Figure dataset records |
↓
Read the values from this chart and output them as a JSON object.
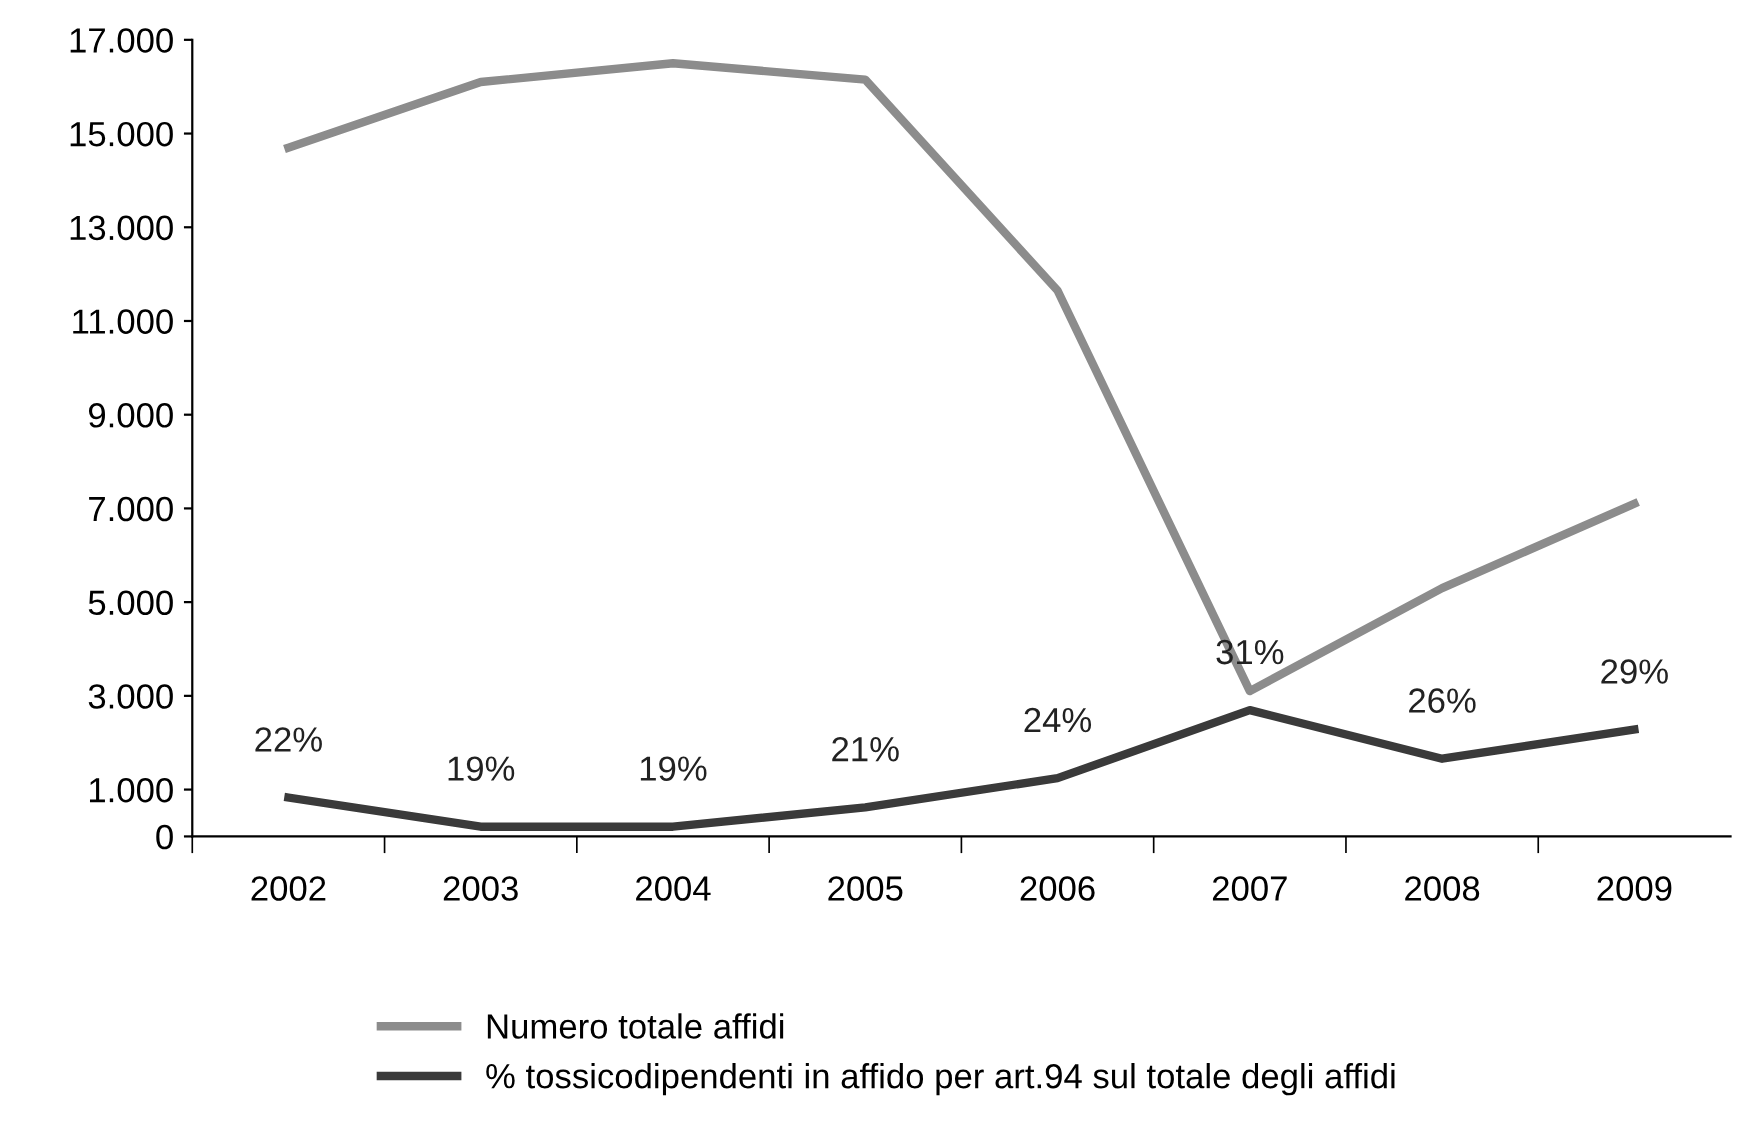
{
  "chart_data": {
    "type": "line",
    "categories": [
      "2002",
      "2003",
      "2004",
      "2005",
      "2006",
      "2007",
      "2008",
      "2009"
    ],
    "series": [
      {
        "name": "Numero totale affidi",
        "color": "#8c8c8c",
        "values": [
          14700,
          16100,
          16500,
          16150,
          11650,
          3100,
          5300,
          7100
        ]
      },
      {
        "name": "% tossicodipendenti in affido per art.94 sul totale degli affidi",
        "color": "#3a3a3a",
        "axis": "y2",
        "values": [
          22,
          19,
          19,
          21,
          24,
          31,
          26,
          29
        ],
        "value_labels": [
          "22%",
          "19%",
          "19%",
          "21%",
          "24%",
          "31%",
          "26%",
          "29%"
        ]
      }
    ],
    "ylim": [
      0,
      17000
    ],
    "yticks": [
      0,
      {
        "value": 1000,
        "label": "1.000"
      },
      {
        "value": 3000,
        "label": "3.000"
      },
      {
        "value": 5000,
        "label": "5.000"
      },
      {
        "value": 7000,
        "label": "7.000"
      },
      {
        "value": 9000,
        "label": "9.000"
      },
      {
        "value": 11000,
        "label": "11.000"
      },
      {
        "value": 13000,
        "label": "13.000"
      },
      {
        "value": 15000,
        "label": "15.000"
      },
      {
        "value": 17000,
        "label": "17.000"
      }
    ],
    "y2lim": [
      18,
      100
    ],
    "grid": false,
    "legend": "bottom",
    "marker": "none",
    "line_style": "solid"
  }
}
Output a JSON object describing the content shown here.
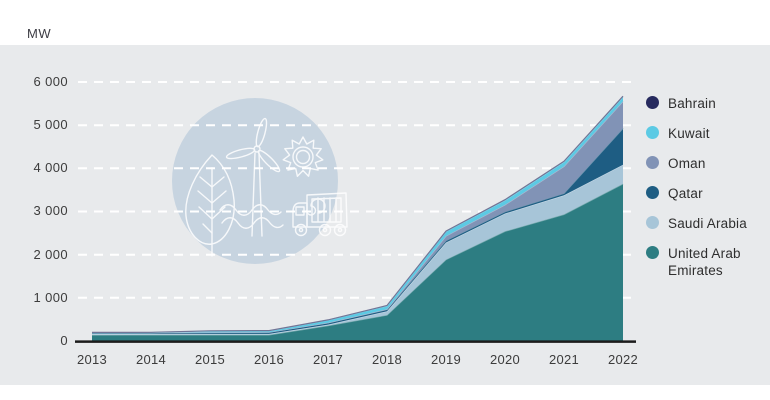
{
  "page": {
    "background": "#ffffff",
    "panel_background": "#e8eaec",
    "axis_color": "#1c1c1c",
    "grid_color": "#ffffff",
    "decoration_circle_color": "#c5d3df"
  },
  "panel": {
    "unit_label": "MW"
  },
  "decoration": {
    "name": "sustainability-line-art",
    "icons": [
      "leaf",
      "wind-turbine",
      "sun",
      "waves",
      "recycling-truck"
    ]
  },
  "chart_data": {
    "type": "area",
    "stacked": true,
    "title": "",
    "ylabel": "MW",
    "xlabel": "",
    "grid": "horizontal-dashed",
    "legend_position": "right",
    "categories": [
      "2013",
      "2014",
      "2015",
      "2016",
      "2017",
      "2018",
      "2019",
      "2020",
      "2021",
      "2022"
    ],
    "ylim": [
      0,
      6000
    ],
    "yticks": [
      0,
      1000,
      2000,
      3000,
      4000,
      5000,
      6000
    ],
    "ytick_labels": [
      "0",
      "1 000",
      "2 000",
      "3 000",
      "4 000",
      "5 000",
      "6 000"
    ],
    "stack_order_bottom_to_top": [
      "United Arab Emirates",
      "Saudi Arabia",
      "Qatar",
      "Oman",
      "Kuwait",
      "Bahrain"
    ],
    "series": [
      {
        "name": "Bahrain",
        "color": "#262a5e",
        "values": [
          6,
          6,
          6,
          6,
          6,
          6,
          6,
          12,
          12,
          12
        ]
      },
      {
        "name": "Kuwait",
        "color": "#5ccae4",
        "values": [
          1,
          1,
          31,
          31,
          61,
          79,
          106,
          106,
          106,
          106
        ]
      },
      {
        "name": "Oman",
        "color": "#8193b6",
        "values": [
          1,
          1,
          1,
          1,
          1,
          8,
          108,
          159,
          625,
          625
        ]
      },
      {
        "name": "Qatar",
        "color": "#1e5d83",
        "values": [
          28,
          28,
          33,
          38,
          41,
          41,
          43,
          43,
          43,
          843
        ]
      },
      {
        "name": "Saudi Arabia",
        "color": "#a7c5d8",
        "values": [
          24,
          24,
          24,
          24,
          24,
          89,
          397,
          413,
          443,
          443
        ]
      },
      {
        "name": "United Arab Emirates",
        "color": "#2d7d82",
        "values": [
          140,
          141,
          141,
          141,
          356,
          599,
          1885,
          2540,
          2933,
          3641
        ]
      }
    ]
  }
}
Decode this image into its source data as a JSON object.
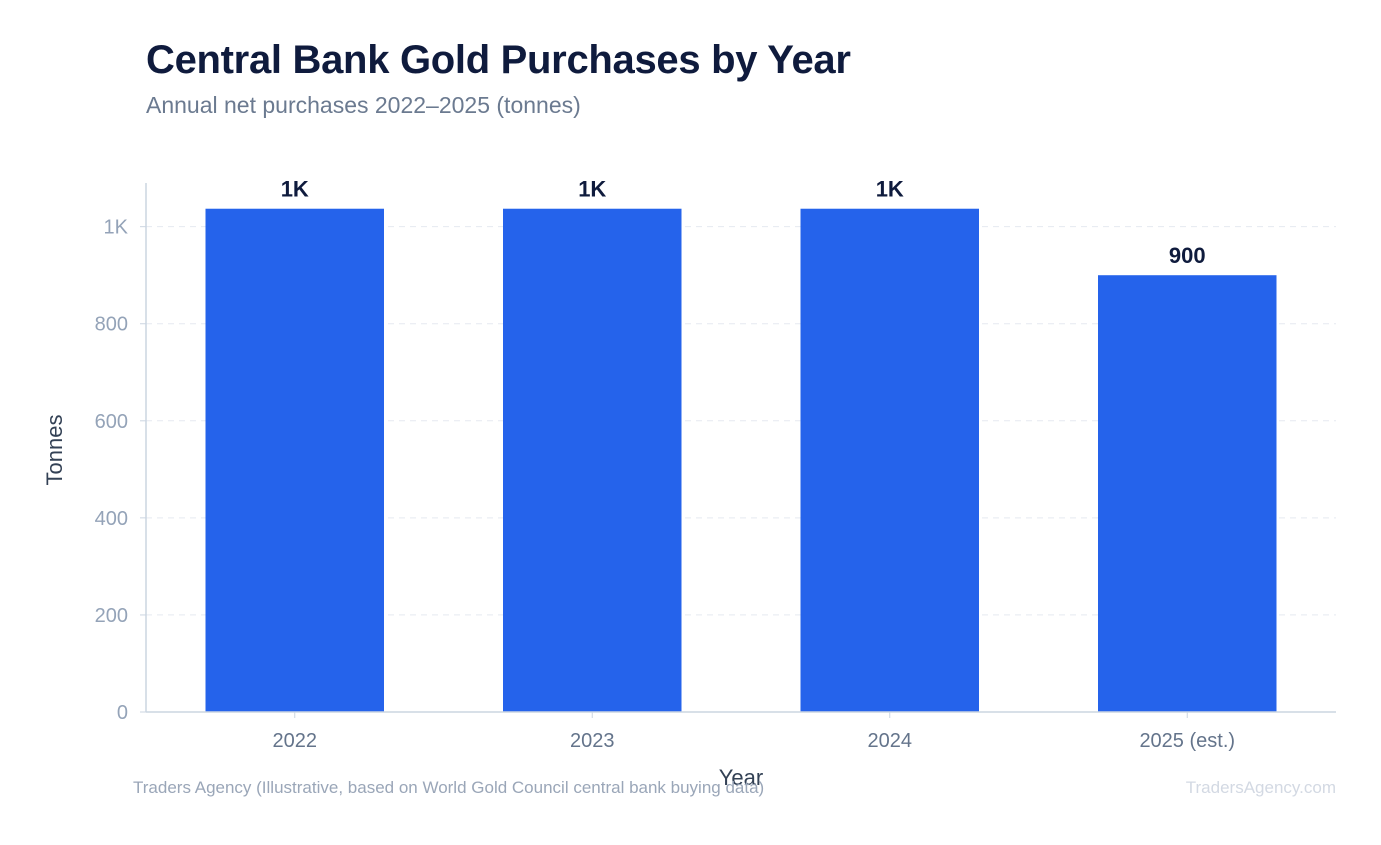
{
  "header": {
    "title": "Central Bank Gold Purchases by Year",
    "subtitle": "Annual net purchases 2022–2025 (tonnes)"
  },
  "footer": {
    "source": "Traders Agency (Illustrative, based on World Gold Council central bank buying data)",
    "brand": "TradersAgency.com"
  },
  "chart_data": {
    "type": "bar",
    "categories": [
      "2022",
      "2023",
      "2024",
      "2025 (est.)"
    ],
    "values": [
      1037,
      1037,
      1037,
      900
    ],
    "data_labels": [
      "1K",
      "1K",
      "1K",
      "900"
    ],
    "title": "Central Bank Gold Purchases by Year",
    "subtitle": "Annual net purchases 2022–2025 (tonnes)",
    "xlabel": "Year",
    "ylabel": "Tonnes",
    "ylim": [
      0,
      1090
    ],
    "yticks": [
      0,
      200,
      400,
      600,
      800,
      1000
    ],
    "ytick_labels": [
      "0",
      "200",
      "400",
      "600",
      "800",
      "1K"
    ],
    "grid": true,
    "colors": {
      "bar": "#2563eb",
      "grid": "#e5e9f0",
      "axis": "#cbd5e1"
    }
  }
}
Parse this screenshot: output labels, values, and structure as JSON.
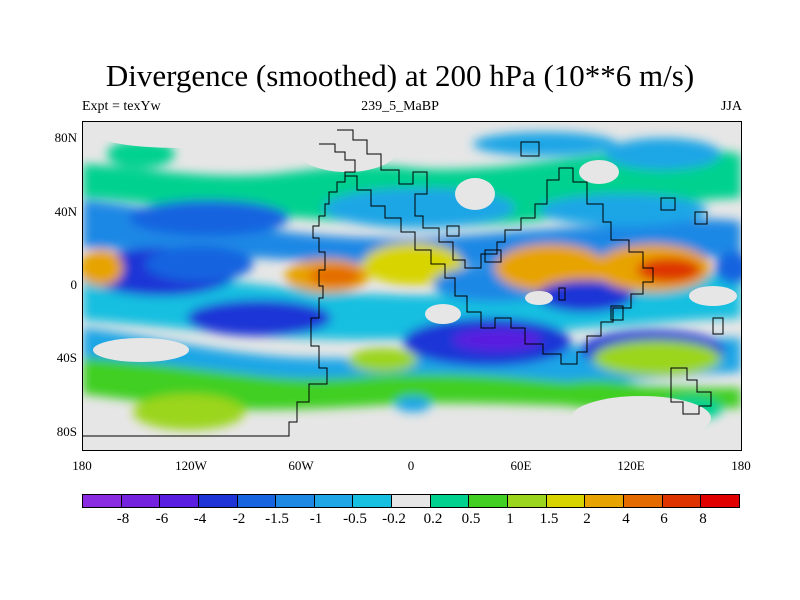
{
  "header": {
    "title": "Divergence (smoothed) at 200 hPa (10**6 m/s)",
    "left": "Expt = texYw",
    "center": "239_5_MaBP",
    "right": "JJA"
  },
  "axes": {
    "lat_ticks": [
      "80N",
      "40N",
      "0",
      "40S",
      "80S"
    ],
    "lon_ticks": [
      "180",
      "120W",
      "60W",
      "0",
      "60E",
      "120E",
      "180"
    ]
  },
  "colorbar": {
    "labels": [
      "-8",
      "-6",
      "-4",
      "-2",
      "-1.5",
      "-1",
      "-0.5",
      "-0.2",
      "0.2",
      "0.5",
      "1",
      "1.5",
      "2",
      "4",
      "6",
      "8"
    ],
    "colors": [
      "#8a2be2",
      "#7422dd",
      "#5a1ee0",
      "#1f34d6",
      "#1664e0",
      "#1e88e5",
      "#1ea6e6",
      "#17bfe0",
      "#e6e6e6",
      "#00d18f",
      "#41cf23",
      "#9bd51d",
      "#d8d400",
      "#e7a300",
      "#e46b00",
      "#de3400",
      "#e00000"
    ]
  },
  "map_fill_colors": {
    "background": "#e6e6e6",
    "coastline": "#000000"
  }
}
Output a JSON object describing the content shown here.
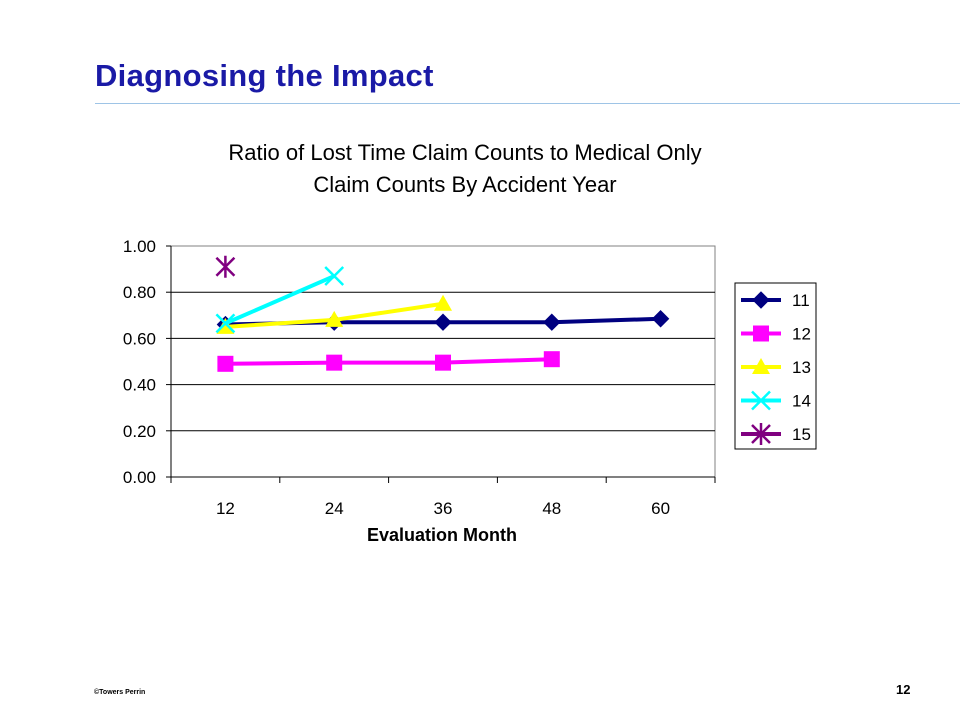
{
  "slide": {
    "title": "Diagnosing the Impact",
    "footer_left": "©Towers Perrin",
    "page_number": "12"
  },
  "chart_data": {
    "type": "line",
    "title_lines": [
      "Ratio of Lost Time Claim Counts to Medical Only",
      "Claim Counts By Accident Year"
    ],
    "xlabel": "Evaluation Month",
    "ylabel": "",
    "categories": [
      "12",
      "24",
      "36",
      "48",
      "60"
    ],
    "ylim": [
      0,
      1.0
    ],
    "yticks": [
      "0.00",
      "0.20",
      "0.40",
      "0.60",
      "0.80",
      "1.00"
    ],
    "grid": true,
    "legend_position": "right",
    "series": [
      {
        "name": "11",
        "color": "#000080",
        "marker": "diamond",
        "values": [
          0.66,
          0.67,
          0.67,
          0.67,
          0.685
        ]
      },
      {
        "name": "12",
        "color": "#ff00ff",
        "marker": "square",
        "values": [
          0.49,
          0.495,
          0.495,
          0.51,
          null
        ]
      },
      {
        "name": "13",
        "color": "#ffff00",
        "marker": "triangle",
        "values": [
          0.65,
          0.68,
          0.75,
          null,
          null
        ]
      },
      {
        "name": "14",
        "color": "#00ffff",
        "marker": "x",
        "values": [
          0.665,
          0.87,
          null,
          null,
          null
        ]
      },
      {
        "name": "15",
        "color": "#800080",
        "marker": "star",
        "values": [
          0.91,
          null,
          null,
          null,
          null
        ]
      }
    ]
  }
}
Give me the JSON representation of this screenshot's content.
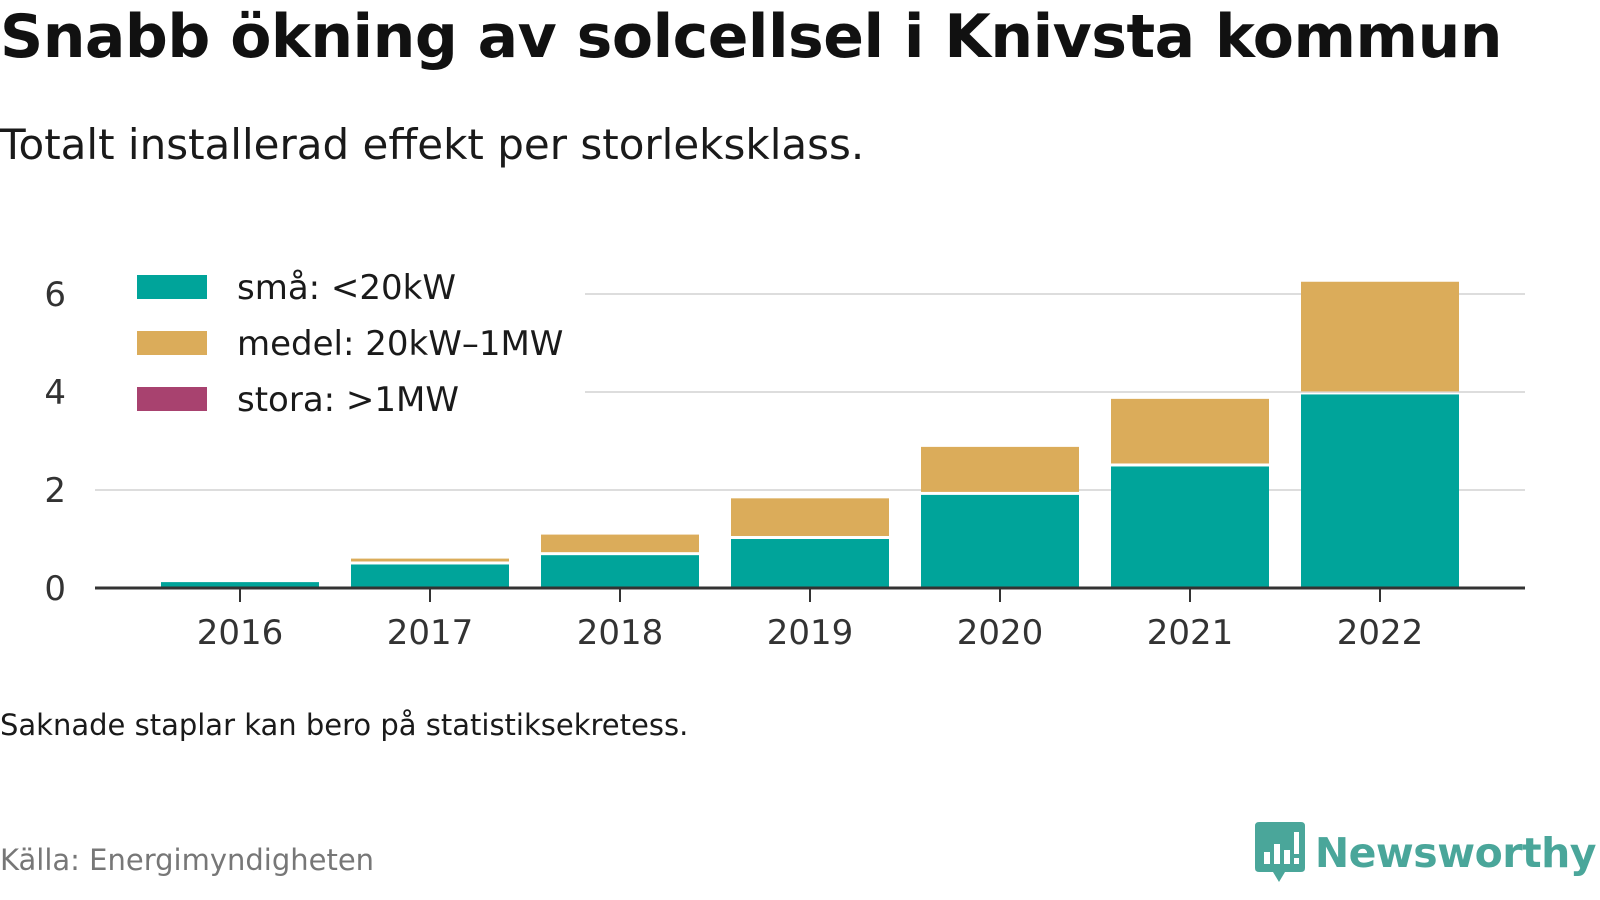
{
  "header": {
    "title": "Snabb ökning av solcellsel i Knivsta kommun",
    "subtitle": "Totalt installerad effekt per storleksklass."
  },
  "footer": {
    "note": "Saknade staplar kan bero på statistiksekretess.",
    "source": "Källa: Energimyndigheten",
    "brand": "Newsworthy"
  },
  "colors": {
    "small": "#00a49a",
    "medium": "#dbac5a",
    "large": "#a8426f",
    "brand": "#4aa69a"
  },
  "chart_data": {
    "type": "bar",
    "stacked": true,
    "categories": [
      "2016",
      "2017",
      "2018",
      "2019",
      "2020",
      "2021",
      "2022"
    ],
    "series": [
      {
        "name": "små: <20kW",
        "color": "#00a49a",
        "values": [
          0.12,
          0.48,
          0.67,
          1.0,
          1.9,
          2.48,
          3.95
        ]
      },
      {
        "name": "medel: 20kW–1MW",
        "color": "#dbac5a",
        "values": [
          0.0,
          0.12,
          0.42,
          0.83,
          0.98,
          1.38,
          2.3
        ]
      },
      {
        "name": "stora: >1MW",
        "color": "#a8426f",
        "values": [
          0,
          0,
          0,
          0,
          0,
          0,
          0
        ]
      }
    ],
    "yticks": [
      0,
      2,
      4,
      6
    ],
    "ylim": [
      0,
      6.5
    ],
    "grid": true,
    "legend": "top-left"
  }
}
↑
PROBLEM REQUIREMENTS | Return every line holding the word "affidi" from the records.

EXPECTED ANSWER |
        "name": "Numero totale affidi",
        "name": "% tossicodipendenti in affido per art.94 sul totale degli affidi",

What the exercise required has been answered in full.